- **What this task involves**: Pick out each line of the records in which the word "North" appears.

- **Data lines**:
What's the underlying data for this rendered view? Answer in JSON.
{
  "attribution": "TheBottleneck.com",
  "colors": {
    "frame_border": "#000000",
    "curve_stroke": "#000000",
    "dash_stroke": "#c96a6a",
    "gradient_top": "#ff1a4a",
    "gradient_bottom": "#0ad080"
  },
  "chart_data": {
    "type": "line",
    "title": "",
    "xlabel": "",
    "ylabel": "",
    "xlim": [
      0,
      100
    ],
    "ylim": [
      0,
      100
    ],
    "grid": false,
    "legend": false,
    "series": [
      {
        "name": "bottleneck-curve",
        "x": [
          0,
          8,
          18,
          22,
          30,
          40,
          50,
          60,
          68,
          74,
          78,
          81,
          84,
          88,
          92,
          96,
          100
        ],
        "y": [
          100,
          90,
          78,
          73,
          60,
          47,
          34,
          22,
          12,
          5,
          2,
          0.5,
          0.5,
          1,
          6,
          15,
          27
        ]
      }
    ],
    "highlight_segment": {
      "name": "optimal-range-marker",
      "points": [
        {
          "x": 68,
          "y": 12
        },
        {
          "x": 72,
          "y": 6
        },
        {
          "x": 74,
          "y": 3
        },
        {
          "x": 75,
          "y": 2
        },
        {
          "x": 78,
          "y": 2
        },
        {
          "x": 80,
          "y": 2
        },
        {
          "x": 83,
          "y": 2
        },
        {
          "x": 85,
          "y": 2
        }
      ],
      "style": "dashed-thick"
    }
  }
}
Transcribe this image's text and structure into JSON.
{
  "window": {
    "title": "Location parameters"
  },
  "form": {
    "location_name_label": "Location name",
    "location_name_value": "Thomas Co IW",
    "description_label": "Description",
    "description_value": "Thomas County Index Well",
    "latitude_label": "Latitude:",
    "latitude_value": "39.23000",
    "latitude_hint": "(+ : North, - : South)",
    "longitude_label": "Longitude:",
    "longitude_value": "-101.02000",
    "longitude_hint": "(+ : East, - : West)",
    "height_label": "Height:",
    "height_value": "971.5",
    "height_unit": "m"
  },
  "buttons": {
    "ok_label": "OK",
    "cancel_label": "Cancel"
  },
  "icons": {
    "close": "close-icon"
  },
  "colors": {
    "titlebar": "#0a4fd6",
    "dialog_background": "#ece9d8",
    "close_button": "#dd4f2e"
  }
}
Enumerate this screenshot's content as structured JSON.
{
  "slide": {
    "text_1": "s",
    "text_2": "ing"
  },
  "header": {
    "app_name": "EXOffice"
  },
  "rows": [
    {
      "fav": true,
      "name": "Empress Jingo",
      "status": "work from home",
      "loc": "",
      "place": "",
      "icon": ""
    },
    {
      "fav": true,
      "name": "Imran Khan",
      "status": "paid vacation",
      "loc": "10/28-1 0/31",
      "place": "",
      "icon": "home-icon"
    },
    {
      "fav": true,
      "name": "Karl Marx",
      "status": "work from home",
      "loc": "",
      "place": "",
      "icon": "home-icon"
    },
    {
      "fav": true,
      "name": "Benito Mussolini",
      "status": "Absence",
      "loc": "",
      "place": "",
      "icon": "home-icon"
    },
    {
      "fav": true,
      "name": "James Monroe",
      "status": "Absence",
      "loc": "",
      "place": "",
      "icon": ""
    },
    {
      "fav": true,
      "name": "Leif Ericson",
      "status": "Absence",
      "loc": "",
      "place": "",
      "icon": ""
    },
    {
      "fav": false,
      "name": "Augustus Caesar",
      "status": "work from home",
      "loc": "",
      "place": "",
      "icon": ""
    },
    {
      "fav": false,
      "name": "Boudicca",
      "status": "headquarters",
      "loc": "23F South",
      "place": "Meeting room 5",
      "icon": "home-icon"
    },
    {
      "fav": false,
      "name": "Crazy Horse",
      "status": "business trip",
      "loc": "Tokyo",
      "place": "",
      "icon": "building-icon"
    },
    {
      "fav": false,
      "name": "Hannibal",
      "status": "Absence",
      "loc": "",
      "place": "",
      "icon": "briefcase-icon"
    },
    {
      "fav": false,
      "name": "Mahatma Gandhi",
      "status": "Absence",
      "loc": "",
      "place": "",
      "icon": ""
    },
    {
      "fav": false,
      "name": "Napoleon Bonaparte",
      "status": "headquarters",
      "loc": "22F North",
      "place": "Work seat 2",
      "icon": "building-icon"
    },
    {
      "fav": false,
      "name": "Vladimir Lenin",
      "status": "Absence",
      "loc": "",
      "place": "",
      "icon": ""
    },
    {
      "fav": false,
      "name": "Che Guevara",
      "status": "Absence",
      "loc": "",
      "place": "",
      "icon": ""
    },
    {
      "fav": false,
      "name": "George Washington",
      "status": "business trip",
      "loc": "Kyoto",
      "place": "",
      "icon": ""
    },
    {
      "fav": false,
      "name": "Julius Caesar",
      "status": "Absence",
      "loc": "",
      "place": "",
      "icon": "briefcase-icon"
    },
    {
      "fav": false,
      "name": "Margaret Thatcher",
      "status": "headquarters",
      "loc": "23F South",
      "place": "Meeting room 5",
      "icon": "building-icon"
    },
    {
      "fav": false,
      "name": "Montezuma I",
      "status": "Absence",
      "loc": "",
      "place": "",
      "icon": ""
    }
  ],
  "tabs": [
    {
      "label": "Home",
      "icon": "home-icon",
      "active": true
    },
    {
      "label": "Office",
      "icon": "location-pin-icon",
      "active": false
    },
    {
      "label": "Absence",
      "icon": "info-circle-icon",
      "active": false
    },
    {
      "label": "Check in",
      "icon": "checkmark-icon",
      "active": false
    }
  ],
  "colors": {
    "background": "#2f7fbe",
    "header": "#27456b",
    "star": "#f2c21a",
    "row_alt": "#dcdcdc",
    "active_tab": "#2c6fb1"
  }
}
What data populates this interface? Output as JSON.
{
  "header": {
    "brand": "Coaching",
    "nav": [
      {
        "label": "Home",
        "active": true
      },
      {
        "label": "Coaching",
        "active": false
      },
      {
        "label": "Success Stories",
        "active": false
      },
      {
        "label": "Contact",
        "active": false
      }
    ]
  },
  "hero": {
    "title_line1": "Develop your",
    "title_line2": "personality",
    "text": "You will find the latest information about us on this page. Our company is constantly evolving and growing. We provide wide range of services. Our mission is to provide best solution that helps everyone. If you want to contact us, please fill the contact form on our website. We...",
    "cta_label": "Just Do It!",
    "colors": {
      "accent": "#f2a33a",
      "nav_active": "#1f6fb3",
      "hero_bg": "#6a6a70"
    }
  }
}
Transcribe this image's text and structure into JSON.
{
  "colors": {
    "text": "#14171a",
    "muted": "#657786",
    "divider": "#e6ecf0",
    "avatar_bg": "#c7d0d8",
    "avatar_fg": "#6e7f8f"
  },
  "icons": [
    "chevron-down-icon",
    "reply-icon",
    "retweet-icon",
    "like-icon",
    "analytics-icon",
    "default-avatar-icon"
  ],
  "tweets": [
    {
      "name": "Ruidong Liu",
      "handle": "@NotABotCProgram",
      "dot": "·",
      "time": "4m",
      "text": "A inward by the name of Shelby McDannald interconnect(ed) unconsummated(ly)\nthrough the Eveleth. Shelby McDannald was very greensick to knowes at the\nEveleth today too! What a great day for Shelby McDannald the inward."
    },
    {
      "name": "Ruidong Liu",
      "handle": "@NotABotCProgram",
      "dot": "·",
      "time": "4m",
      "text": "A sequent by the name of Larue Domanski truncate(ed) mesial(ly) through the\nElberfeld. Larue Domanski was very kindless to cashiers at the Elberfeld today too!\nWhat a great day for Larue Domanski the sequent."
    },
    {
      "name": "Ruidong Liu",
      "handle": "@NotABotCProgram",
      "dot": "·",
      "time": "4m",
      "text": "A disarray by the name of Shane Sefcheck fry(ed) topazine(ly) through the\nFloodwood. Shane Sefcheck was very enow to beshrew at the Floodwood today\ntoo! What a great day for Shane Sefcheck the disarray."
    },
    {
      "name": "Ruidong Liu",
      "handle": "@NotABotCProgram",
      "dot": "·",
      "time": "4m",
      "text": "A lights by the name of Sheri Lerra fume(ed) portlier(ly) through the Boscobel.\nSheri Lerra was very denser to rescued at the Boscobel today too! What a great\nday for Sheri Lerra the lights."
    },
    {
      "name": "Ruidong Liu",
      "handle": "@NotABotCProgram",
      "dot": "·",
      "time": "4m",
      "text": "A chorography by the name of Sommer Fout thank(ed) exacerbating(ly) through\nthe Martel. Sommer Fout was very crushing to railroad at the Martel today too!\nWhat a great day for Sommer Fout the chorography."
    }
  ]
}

- **Problem solution**:
    "latitude_hint": "(+ : North, - : South)",
      "loc": "22F North",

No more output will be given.